## Dataset entries
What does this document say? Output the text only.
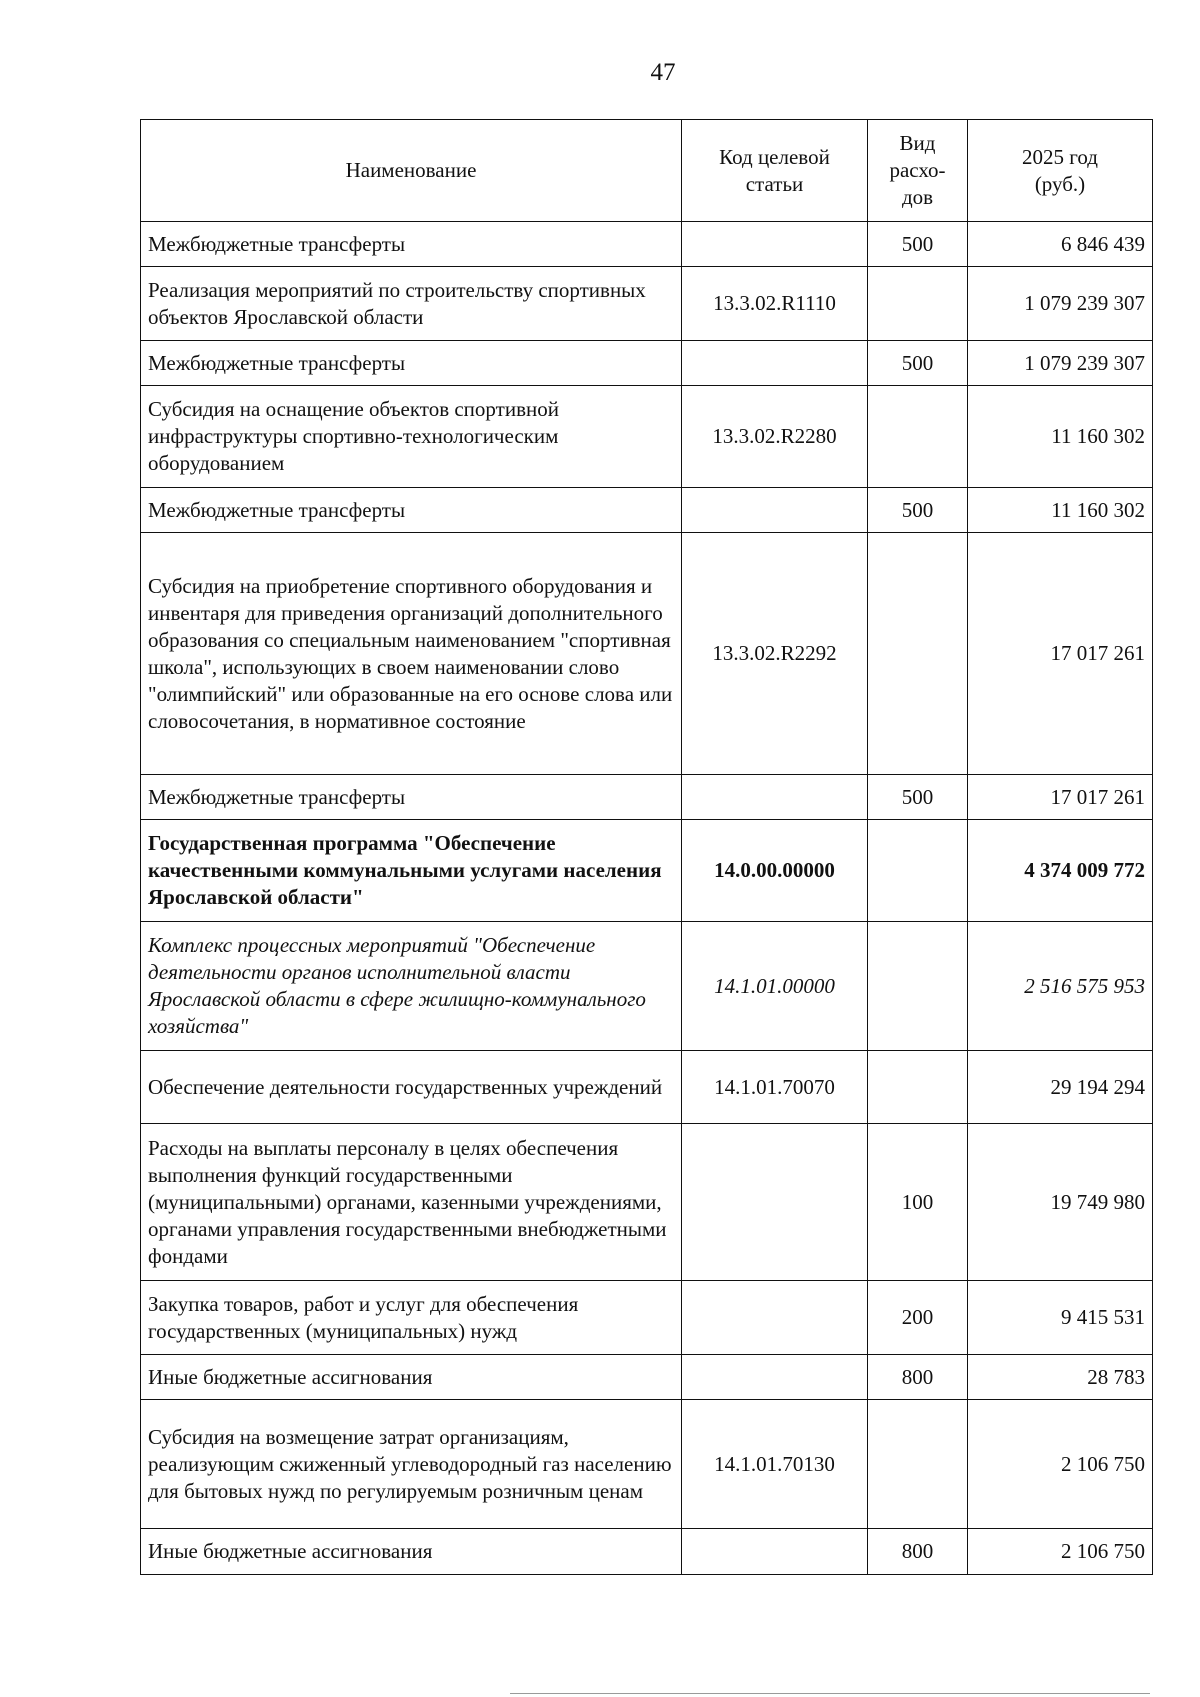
47
Наименование	Код целевой статьи	Вид расхо-дов	2025 год (руб.)
Межбюджетные трансферты		500	6 846 439
Реализация мероприятий по строительству спортивных объектов Ярославской области	13.3.02.R1110		1 079 239 307
Межбюджетные трансферты		500	1 079 239 307
Субсидия на оснащение объектов спортивной инфраструктуры спортивно-технологическим оборудованием	13.3.02.R2280		11 160 302
Межбюджетные трансферты		500	11 160 302
Субсидия на приобретение спортивного оборудования и инвентаря для приведения организаций дополнительного образования со специальным наименованием "спортивная школа", использующих в своем наименовании слово "олимпийский" или образованные на его основе слова или словосочетания, в нормативное состояние	13.3.02.R2292		17 017 261
Межбюджетные трансферты		500	17 017 261
Государственная программа "Обеспечение качественными коммунальными услугами населения Ярославской области"	14.0.00.00000		4 374 009 772
Комплекс процессных мероприятий "Обеспечение деятельности органов исполнительной власти Ярославской области в сфере жилищно-коммунального хозяйства"	14.1.01.00000		2 516 575 953
Обеспечение деятельности государственных учреждений	14.1.01.70070		29 194 294
Расходы на выплаты персоналу в целях обеспечения выполнения функций государственными (муниципальными) органами, казенными учреждениями, органами управления государственными внебюджетными фондами		100	19 749 980
Закупка товаров, работ и услуг для обеспечения государственных (муниципальных) нужд		200	9 415 531
Иные бюджетные ассигнования		800	28 783
Субсидия на возмещение затрат организациям, реализующим сжиженный углеводородный газ населению для бытовых нужд по регулируемым розничным ценам	14.1.01.70130		2 106 750
Иные бюджетные ассигнования		800	2 106 750
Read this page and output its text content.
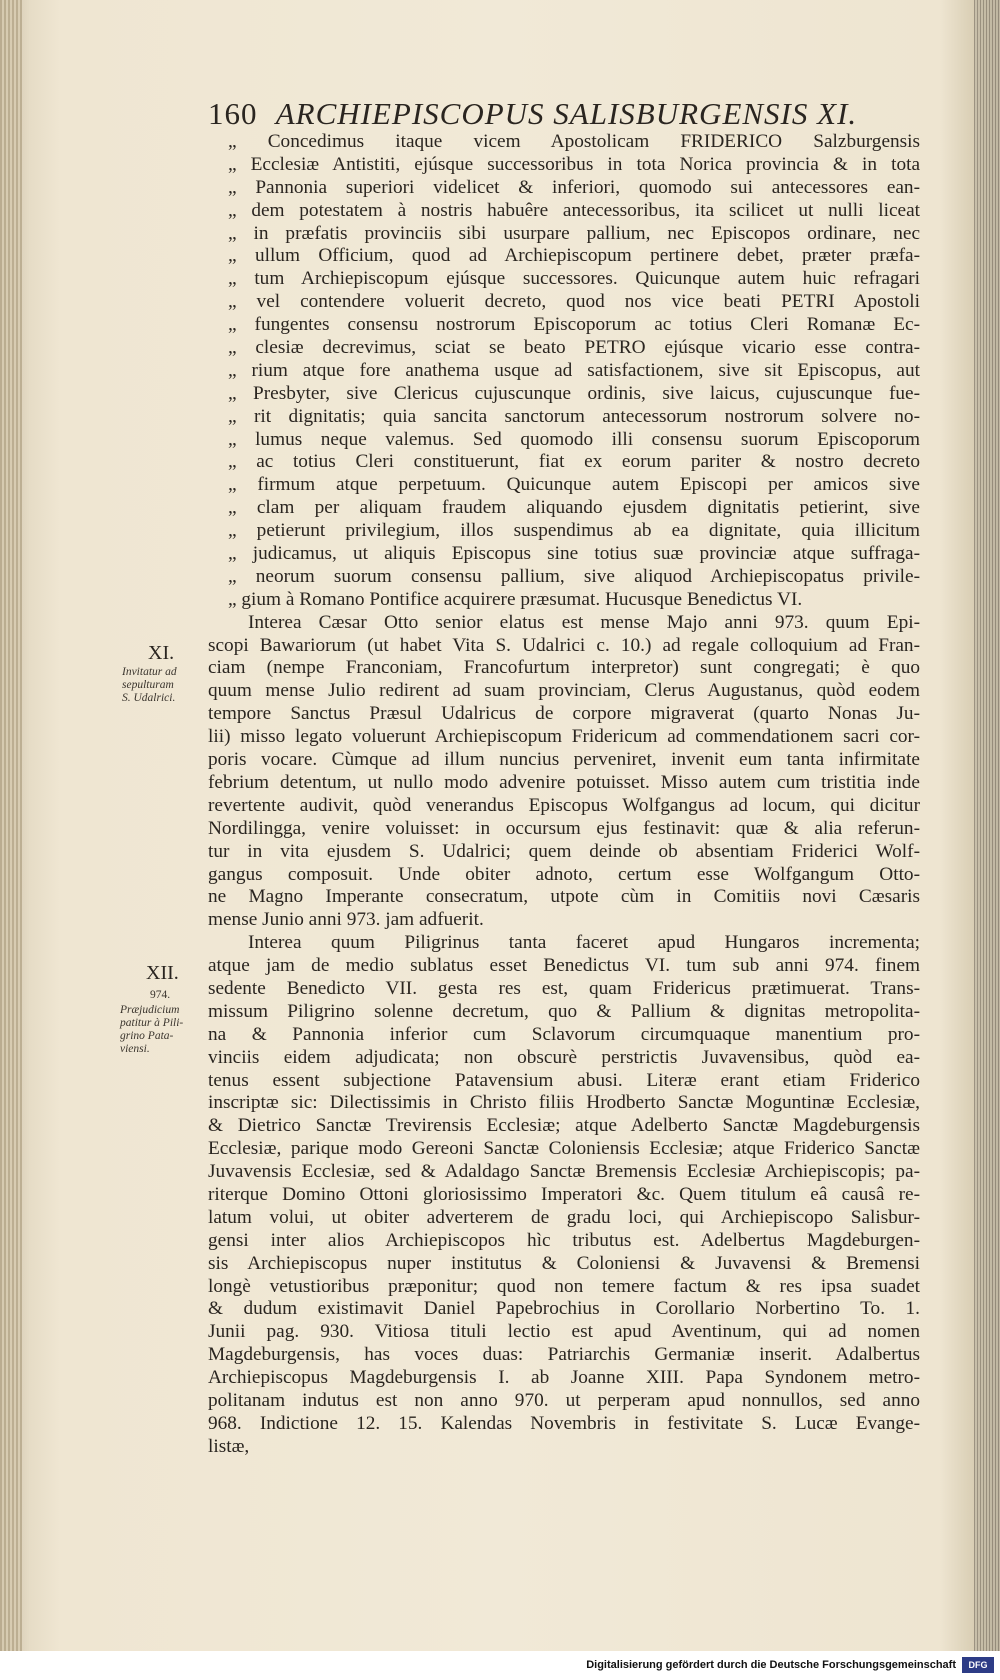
160 ARCHIEPISCOPUS SALISBURGENSIS XI.
XI.
Invitatur ad
sepulturam
S. Udalrici.
XII.
974.
Præjudicium
patitur à Pili-
grino Pata-
viensi.
„ Concedimus itaque vicem Apostolicam FRIDERICO Salzburgensis
„ Ecclesiæ Antistiti, ejúsque successoribus in tota Norica provincia & in tota
„ Pannonia superiori videlicet & inferiori, quomodo sui antecessores ean-
„ dem potestatem à nostris habuêre antecessoribus, ita scilicet ut nulli liceat
„ in præfatis provinciis sibi usurpare pallium, nec Episcopos ordinare, nec
„ ullum Officium, quod ad Archiepiscopum pertinere debet, præter præfa-
„ tum Archiepiscopum ejúsque successores. Quicunque autem huic refragari
„ vel contendere voluerit decreto, quod nos vice beati PETRI Apostoli
„ fungentes consensu nostrorum Episcoporum ac totius Cleri Romanæ Ec-
„ clesiæ decrevimus, sciat se beato PETRO ejúsque vicario esse contra-
„ rium atque fore anathema usque ad satisfactionem, sive sit Episcopus, aut
„ Presbyter, sive Clericus cujuscunque ordinis, sive laicus, cujuscunque fue-
„ rit dignitatis; quia sancita sanctorum antecessorum nostrorum solvere no-
„ lumus neque valemus. Sed quomodo illi consensu suorum Episcoporum
„ ac totius Cleri constituerunt, fiat ex eorum pariter & nostro decreto
„ firmum atque perpetuum. Quicunque autem Episcopi per amicos sive
„ clam per aliquam fraudem aliquando ejusdem dignitatis petierint, sive
„ petierunt privilegium, illos suspendimus ab ea dignitate, quia illicitum
„ judicamus, ut aliquis Episcopus sine totius suæ provinciæ atque suffraga-
„ neorum suorum consensu pallium, sive aliquod Archiepiscopatus privile-
„ gium à Romano Pontifice acquirere præsumat. Hucusque Benedictus VI.
Interea Cæsar Otto senior elatus est mense Majo anni 973. quum Epi-
scopi Bawariorum (ut habet Vita S. Udalrici c. 10.) ad regale colloquium ad Fran-
ciam (nempe Franconiam, Francofurtum interpretor) sunt congregati; è quo
quum mense Julio redirent ad suam provinciam, Clerus Augustanus, quòd eodem
tempore Sanctus Præsul Udalricus de corpore migraverat (quarto Nonas Ju-
lii) misso legato voluerunt Archiepiscopum Fridericum ad commendationem sacri cor-
poris vocare. Cùmque ad illum nuncius perveniret, invenit eum tanta infirmitate
febrium detentum, ut nullo modo advenire potuisset. Misso autem cum tristitia inde
revertente audivit, quòd venerandus Episcopus Wolfgangus ad locum, qui dicitur
Nordilingga, venire voluisset: in occursum ejus festinavit: quæ & alia referun-
tur in vita ejusdem S. Udalrici; quem deinde ob absentiam Friderici Wolf-
gangus composuit. Unde obiter adnoto, certum esse Wolfgangum Otto-
ne Magno Imperante consecratum, utpote cùm in Comitiis novi Cæsaris
mense Junio anni 973. jam adfuerit.
Interea quum Piligrinus tanta faceret apud Hungaros incrementa;
atque jam de medio sublatus esset Benedictus VI. tum sub anni 974. finem
sedente Benedicto VII. gesta res est, quam Fridericus prætimuerat. Trans-
missum Piligrino solenne decretum, quo & Pallium & dignitas metropolita-
na & Pannonia inferior cum Sclavorum circumquaque manentium pro-
vinciis eidem adjudicata; non obscurè perstrictis Juvavensibus, quòd ea-
tenus essent subjectione Patavensium abusi. Literæ erant etiam Friderico
inscriptæ sic: Dilectissimis in Christo filiis Hrodberto Sanctæ Moguntinæ Ecclesiæ,
& Dietrico Sanctæ Trevirensis Ecclesiæ; atque Adelberto Sanctæ Magdeburgensis
Ecclesiæ, parique modo Gereoni Sanctæ Coloniensis Ecclesiæ; atque Friderico Sanctæ
Juvavensis Ecclesiæ, sed & Adaldago Sanctæ Bremensis Ecclesiæ Archiepiscopis; pa-
riterque Domino Ottoni gloriosissimo Imperatori &c. Quem titulum eâ causâ re-
latum volui, ut obiter adverterem de gradu loci, qui Archiepiscopo Salisbur-
gensi inter alios Archiepiscopos hìc tributus est. Adelbertus Magdeburgen-
sis Archiepiscopus nuper institutus & Coloniensi & Juvavensi & Bremensi
longè vetustioribus præponitur; quod non temere factum & res ipsa suadet
& dudum existimavit Daniel Papebrochius in Corollario Norbertino To. 1.
Junii pag. 930. Vitiosa tituli lectio est apud Aventinum, qui ad nomen
Magdeburgensis, has voces duas: Patriarchis Germaniæ inserit. Adalbertus
Archiepiscopus Magdeburgensis I. ab Joanne XIII. Papa Syndonem metro-
politanam indutus est non anno 970. ut perperam apud nonnullos, sed anno
968. Indictione 12. 15. Kalendas Novembris in festivitate S. Lucæ Evange-
listæ,
Digitalisierung gefördert durch die Deutsche Forschungsgemeinschaft	DFG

## The task
Only lines with the word "quòd" should be collected from the material.

## Response for this exercise
quum mense Julio redirent ad suam provinciam, Clerus Augustanus, quòd eodem
revertente audivit, quòd venerandus Episcopus Wolfgangus ad locum, qui dicitur
vinciis eidem adjudicata; non obscurè perstrictis Juvavensibus, quòd ea-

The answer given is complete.